Texte extrait:
····················

La première saison de House of the Dragon vient de se terminer, prouvant une fois de plus que HBO sait frapper là où ça fait mal, en proposant à nouveau une claque télévisuelle peu commune.
Désignée par son père comme l’héritière du Trône de Fer, Rhaenyra Targaryen est confrontée aux manigances de ses opposants, lui préférant son demi-frère, Aegon, comme roi légitime de Westeros. Un résumé global pour éviter le spoil, même si on ne pourra pas y couper. Après Game of Thrones, et l’errance d’une dernière saison trop gourmande, on craignait le pire pour House of the Dragon, spin-off intimiste du show mondialement plébiscité. Pourtant on était loin de se douter de la maestria visuelle narrative à laquelle on assisterait, et le mot est faible.
Adaptée des romans Fire and Blood de G.R.R Martin, également co-créateur du show aux côtés de Ryan Condal, la nouvelle série de HBO (et OCS chez nous) continue d’explorer les rouages du pouvoir au sein de la dynastie des Targaryens et le fait avec brio. Showrunnée par Miguel Sapochnik et Condal, qui sera d’ailleurs seul aux commandes de la saison 2, House of the Dragon parvient à effectuer la prouesse de s’émanciper de GoT (presque complêtement) pour voler de ses propres ailes, intimistes et fabuleusement subversives.
Valar Morghulis
Ainsi, on dirait que le show s’évertue à rectifier le tir depuis la fin de GoT, HBO semble apprendre de ses erreurs. Autant Game of Thrones s’étalait dans sa propre générosité avec la multiplicité des personnages et des lieux, autant là on est oppressés (mais ravis) par le minimalisme du projet. Les enjeux restent humains, familiaux et ne s’éparpillent pas pour une clarté très appréciable. De même les incohérences temporelles s’estompent pour carrément proposer des ellipses narratives au moyen d’une chronologie éclatée et ainsi offrir une vision globale sur l’entièreté de la saison dont les épisodes caractérisent l’évolution de nos personnages sur plusieurs décennies. Une façon de les voir grandir et s’affirmer, même si certaines incohérences restent toujours d’actualité, comme les enfants de Rhaenyra, presque du même âge qu’elle. Passons.
Pour rester au plus près de ses personnages, la structure affiche une dualité imagée par une mise en scène intrusive mais délectable et colorée. De rouge et flamboyante pour Rhaenyra, les partisans de Alicent et de Aegon s’entourent eux d’une aura verte, aux couleurs des deux maisons respectives. De bonnes idées pour éviter de s’éparpiller et recentrer le propos autour d’une famille dysfonctionnelle, de ses rapports incestueux jusqu’aux conflits internes pour le pouvoir suprême. Une façon de sublimer la subversivité de ces liens familiaux si particuliers, sans toutefois oublier de plebisciter la féminité comme nulle part ailleurs, plus que jamais au coeur de la narration de House of the Dragon.

····················

Jeu de données:
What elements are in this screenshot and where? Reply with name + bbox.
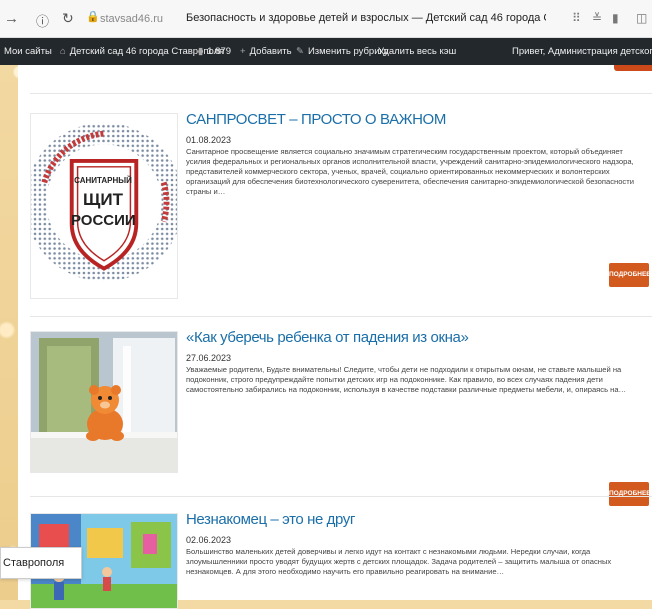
read-more-button[interactable]: ПОДРОБНЕЕ <box>609 263 651 287</box>
post-thumbnail[interactable]: САНИТАРНЫЙ ЩИТ РОССИИ <box>30 113 178 299</box>
comments-link[interactable]: ▮ 1 879 <box>198 46 231 57</box>
post-date: 02.06.2023 <box>186 535 232 545</box>
post-excerpt: Большинство маленьких детей доверчивы и … <box>186 547 612 576</box>
translate-icon[interactable]: ≚ <box>592 11 602 25</box>
admin-bar: Мои сайты ⌂ Детский сад 46 города Ставроп… <box>0 38 652 65</box>
add-new-link[interactable]: + Добавить <box>240 46 292 57</box>
post-excerpt: Санитарное просвещение является социальн… <box>186 147 634 196</box>
account-greeting[interactable]: Привет, Администрация детского с <box>512 46 652 57</box>
post-thumbnail[interactable] <box>30 331 178 473</box>
post-title[interactable]: «Как уберечь ребенка от падения из окна» <box>186 329 469 346</box>
sidebar-icon[interactable]: ◫ <box>636 11 647 25</box>
page-title-bar: Безопасность и здоровье детей и взрослых… <box>186 12 546 24</box>
divider <box>30 316 652 317</box>
pencil-icon: ✎ <box>296 46 304 57</box>
home-icon: ⌂ <box>60 46 66 57</box>
divider <box>30 93 652 94</box>
tooltip: Ставрополя <box>0 547 82 579</box>
post-excerpt: Уважаемые родители, Будьте внимательны! … <box>186 365 627 394</box>
plus-icon: + <box>240 46 246 57</box>
post-date: 01.08.2023 <box>186 135 232 145</box>
post-title[interactable]: САНПРОСВЕТ – ПРОСТО О ВАЖНОМ <box>186 111 446 128</box>
lock-icon: 🔒 <box>86 11 100 23</box>
edit-rubric-link[interactable]: ✎ Изменить рубрику <box>296 46 389 57</box>
window-toy-image <box>31 332 177 472</box>
divider <box>30 496 652 497</box>
info-icon[interactable]: ⓘ <box>36 11 49 30</box>
my-sites-link[interactable]: Мои сайты <box>4 46 52 57</box>
shield-caption-2: ЩИТ <box>83 190 123 209</box>
content-area: САНИТАРНЫЙ ЩИТ РОССИИ САНПРОСВЕТ – ПРОСТ… <box>18 65 652 609</box>
post-date: 27.06.2023 <box>186 353 232 363</box>
post-title[interactable]: Незнакомец – это не друг <box>186 511 355 528</box>
shield-caption-1: САНИТАРНЫЙ <box>74 176 132 185</box>
forward-icon[interactable]: → <box>4 10 19 27</box>
url-text: stavsad46.ru <box>100 13 163 25</box>
shield-caption-3: РОССИИ <box>71 212 136 229</box>
browser-toolbar: → ⓘ ↻ 🔒 stavsad46.ru Безопасность и здор… <box>0 0 652 38</box>
address-bar[interactable]: 🔒 stavsad46.ru <box>86 11 163 26</box>
read-more-button[interactable]: ПОДРОБНЕЕ <box>609 482 651 506</box>
delete-cache-link[interactable]: Удалить весь кэш <box>378 46 456 57</box>
top-more-button[interactable] <box>614 65 652 71</box>
reader-icon[interactable]: ⠿ <box>572 11 581 25</box>
comment-icon: ▮ <box>198 46 204 57</box>
bookmark-icon[interactable]: ▮ <box>612 11 619 25</box>
reload-icon[interactable]: ↻ <box>62 10 74 27</box>
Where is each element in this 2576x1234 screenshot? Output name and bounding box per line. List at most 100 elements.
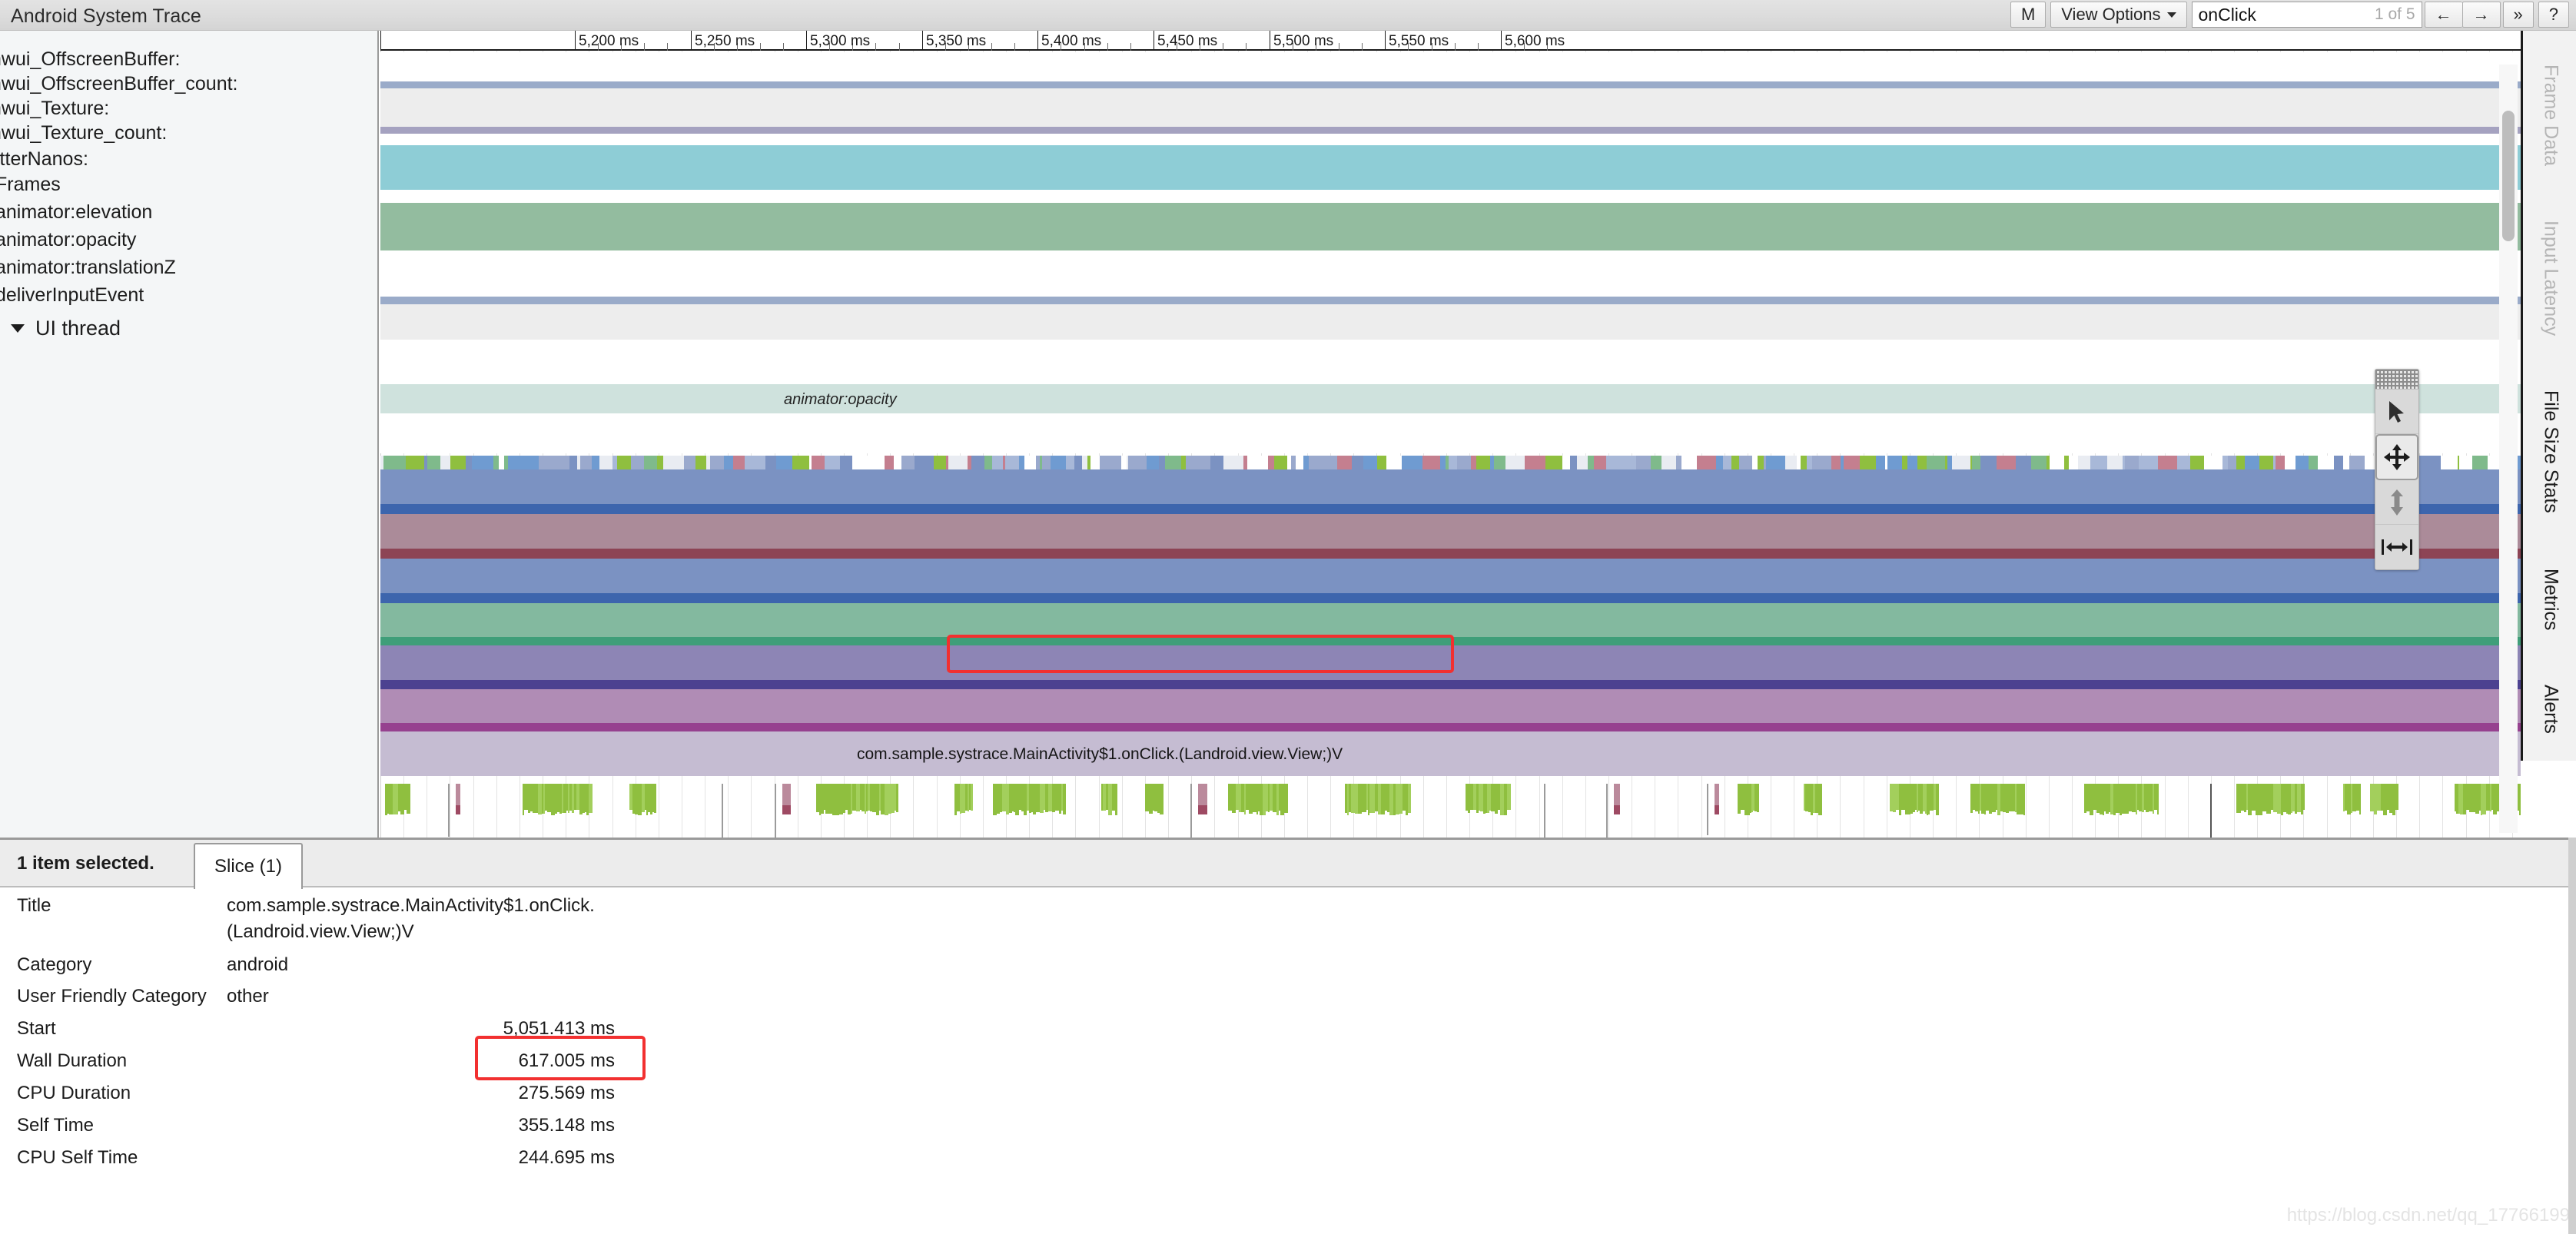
micro-slice[interactable] [406, 456, 424, 469]
micro-slice[interactable] [1494, 456, 1505, 469]
micro-slice[interactable] [2236, 456, 2245, 469]
micro-slice[interactable] [733, 456, 745, 469]
micro-slice[interactable] [971, 456, 984, 469]
more-options-button[interactable]: » [2503, 2, 2534, 28]
prev-result-button[interactable]: ← [2425, 2, 2462, 28]
ui-thread-layer-2[interactable] [380, 559, 2521, 593]
child-slice[interactable] [896, 784, 898, 812]
child-slice[interactable] [2519, 784, 2521, 815]
track-label-animator-elevation[interactable]: animator:elevation [0, 203, 152, 222]
micro-slice[interactable] [1440, 456, 1446, 469]
micro-slice[interactable] [1449, 456, 1457, 469]
micro-slice[interactable] [724, 456, 733, 469]
track-label-jitternanos[interactable]: itterNanos: [0, 150, 88, 169]
ui-thread-layer-0[interactable] [380, 469, 2521, 504]
micro-slice[interactable] [644, 456, 657, 469]
child-slice[interactable] [1408, 784, 1411, 813]
rail-tab-metrics[interactable]: Metrics [2523, 542, 2576, 657]
micro-slice[interactable] [1082, 456, 1087, 469]
micro-slice[interactable] [555, 456, 569, 469]
micro-slice[interactable] [1147, 456, 1159, 469]
micro-slice[interactable] [1844, 456, 1860, 469]
micro-slice[interactable] [2016, 456, 2031, 469]
micro-slice[interactable] [1402, 456, 1422, 469]
micro-slice[interactable] [894, 456, 901, 469]
micro-slice[interactable] [1860, 456, 1876, 469]
micro-slice[interactable] [1128, 456, 1147, 469]
micro-slice[interactable] [2190, 456, 2204, 469]
micro-slice[interactable] [934, 456, 946, 469]
micro-slice[interactable] [499, 456, 504, 469]
micro-slice[interactable] [2228, 456, 2236, 469]
micro-slice[interactable] [1980, 456, 1997, 469]
track-label-hwui-texture-count[interactable]: hwui_Texture_count: [0, 124, 167, 143]
child-slice[interactable] [589, 784, 593, 813]
micro-slice[interactable] [1681, 456, 1697, 469]
micro-slice[interactable] [450, 456, 466, 469]
pan-four-way-button[interactable] [2375, 434, 2418, 480]
micro-slice[interactable] [1731, 456, 1739, 469]
track-animator-elevation[interactable] [380, 369, 2521, 384]
micro-slice[interactable] [2421, 456, 2441, 469]
micro-slice[interactable] [2343, 456, 2349, 469]
micro-slice[interactable] [1525, 456, 1545, 469]
child-slice[interactable] [1115, 784, 1117, 815]
track-label-column[interactable]: hwui_OffscreenBuffer: hwui_OffscreenBuff… [0, 31, 379, 838]
micro-slice[interactable] [1545, 456, 1562, 469]
micro-slice[interactable] [852, 456, 868, 469]
track-animator-translationz[interactable] [380, 413, 2521, 453]
micro-slice[interactable] [812, 456, 825, 469]
micro-slice[interactable] [657, 456, 663, 469]
track-jitternanos[interactable] [380, 304, 2521, 340]
micro-slice[interactable] [2107, 456, 2123, 469]
micro-slice[interactable] [1121, 456, 1127, 469]
tab-slice[interactable]: Slice (1) [194, 843, 303, 889]
child-slice[interactable] [2157, 784, 2159, 814]
ui-thread-layer-5[interactable] [380, 689, 2521, 723]
micro-slice[interactable] [2488, 456, 2495, 469]
micro-slice[interactable] [1260, 456, 1268, 469]
rail-tab-alerts[interactable]: Alerts [2523, 661, 2576, 757]
timeline-canvas[interactable]: 5,200 ms 5,250 ms 5,300 ms 5,350 ms 5,40… [380, 31, 2521, 838]
micro-slice[interactable] [1019, 456, 1024, 469]
micro-slice[interactable] [1422, 456, 1440, 469]
micro-slice[interactable] [2309, 456, 2318, 469]
micro-slice[interactable] [1723, 456, 1731, 469]
micro-slice[interactable] [1952, 456, 1970, 469]
micro-slice[interactable] [599, 456, 612, 469]
micro-slice[interactable] [1902, 456, 1907, 469]
ui-thread-layer-1[interactable] [380, 514, 2521, 549]
micro-slice[interactable] [684, 456, 695, 469]
micro-slice[interactable] [1247, 456, 1260, 469]
micro-slice[interactable] [915, 456, 934, 469]
micro-slice[interactable] [2139, 456, 2158, 469]
micro-slice[interactable] [1090, 456, 1100, 469]
micro-slice[interactable] [1907, 456, 1917, 469]
child-slice[interactable] [1063, 784, 1066, 814]
track-hwui-offscreenbuffer[interactable] [380, 52, 2521, 81]
track-label-animator-opacity[interactable]: animator:opacity [0, 231, 136, 250]
micro-slice[interactable] [1785, 456, 1797, 469]
micro-slice[interactable] [1505, 456, 1525, 469]
child-slice[interactable] [2023, 784, 2025, 815]
micro-slice[interactable] [2069, 456, 2078, 469]
micro-slice[interactable] [1588, 456, 1594, 469]
navigation-widget[interactable] [2375, 369, 2419, 570]
track-label-hwui-offscreenbuffer-count[interactable]: hwui_OffscreenBuffer_count: [0, 75, 238, 94]
micro-slice[interactable] [1927, 456, 1945, 469]
micro-slice[interactable] [1337, 456, 1352, 469]
micro-slice[interactable] [2318, 456, 2334, 469]
micro-slice[interactable] [1577, 456, 1588, 469]
micro-slice[interactable] [2158, 456, 2177, 469]
micro-slice[interactable] [427, 456, 440, 469]
micro-slice[interactable] [1363, 456, 1377, 469]
micro-slice[interactable] [2245, 456, 2259, 469]
micro-slice[interactable] [1766, 456, 1785, 469]
micro-slice[interactable] [1697, 456, 1716, 469]
micro-slice[interactable] [569, 456, 577, 469]
micro-slice[interactable] [2031, 456, 2047, 469]
micro-slice[interactable] [1997, 456, 2016, 469]
micro-slice[interactable] [1352, 456, 1363, 469]
child-slice[interactable] [1936, 784, 1939, 815]
micro-slice[interactable] [1377, 456, 1386, 469]
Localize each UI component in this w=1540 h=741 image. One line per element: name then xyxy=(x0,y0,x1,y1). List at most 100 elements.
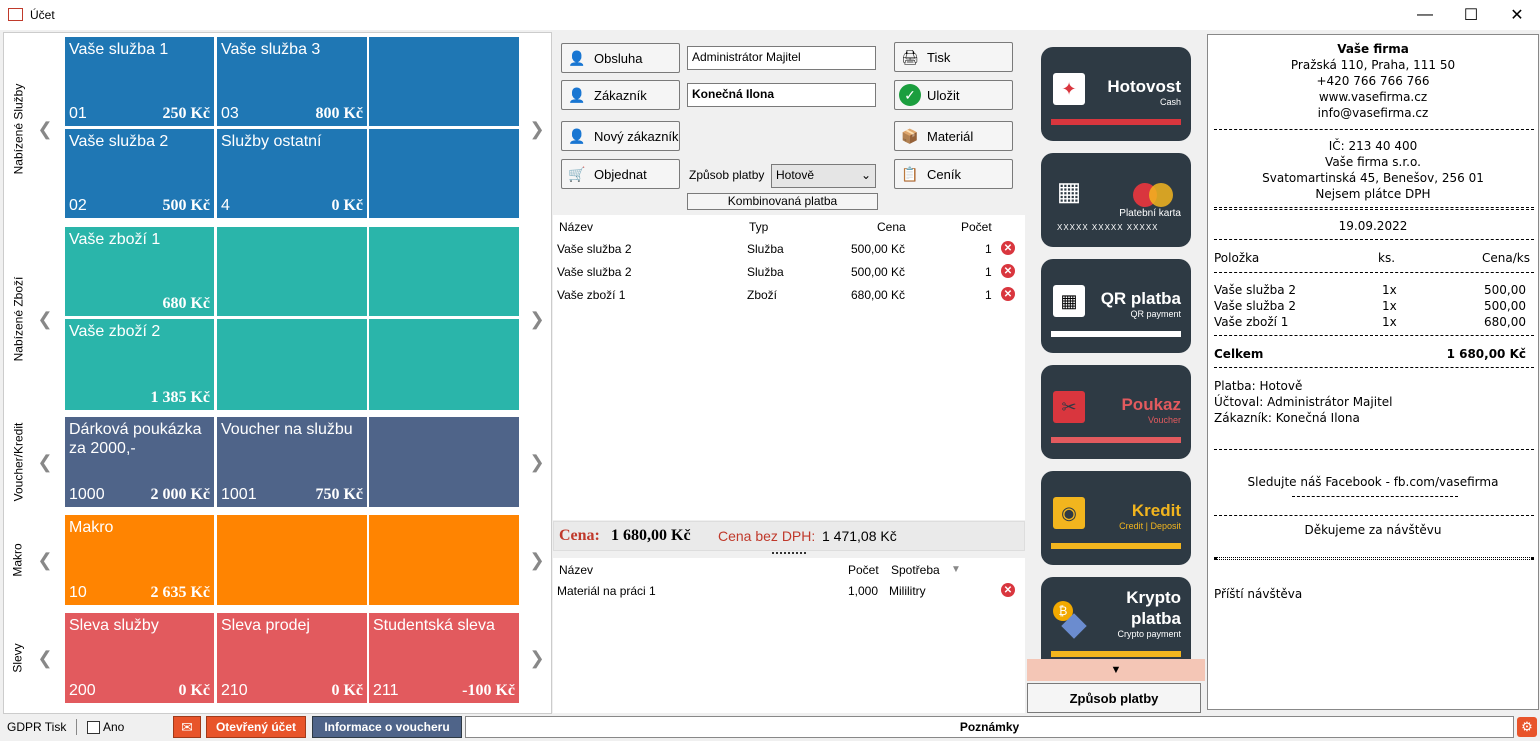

····················

Consignes:
A) Transcrivez fidèlement le passage de la critique de House of the Dragon compris entre « Adaptée des romans » et « et fabuleusement subversives. », bornes incluses.
B) D'après la critique de House of the Dragon, répondez à ces questions :
(i) De quels romans la série est-elle adaptée ?
(ii) Qui sera seul aux commandes de la saison 2 ?
(iii) De quelle couleur est l'aura qui entoure les partisans d'Alicent et d'Aegon ?

Réponses:
A)
Adaptée des romans Fire and Blood de G.R.R Martin, également co-créateur du show aux côtés de Ryan Condal, la nouvelle série de HBO (et OCS chez nous) continue d’explorer les rouages du pouvoir au sein de la dynastie des Targaryens et le fait avec brio. Showrunnée par Miguel Sapochnik et Condal, qui sera d’ailleurs seul aux commandes de la saison 2, House of the Dragon parvient à effectuer la prouesse de s’émanciper de GoT (presque complêtement) pour voler de ses propres ailes, intimistes et fabuleusement subversives.

B)
(i) Des romans Fire and Blood de G.R.R Martin.
(ii) Ryan Condal.
(iii) Verte.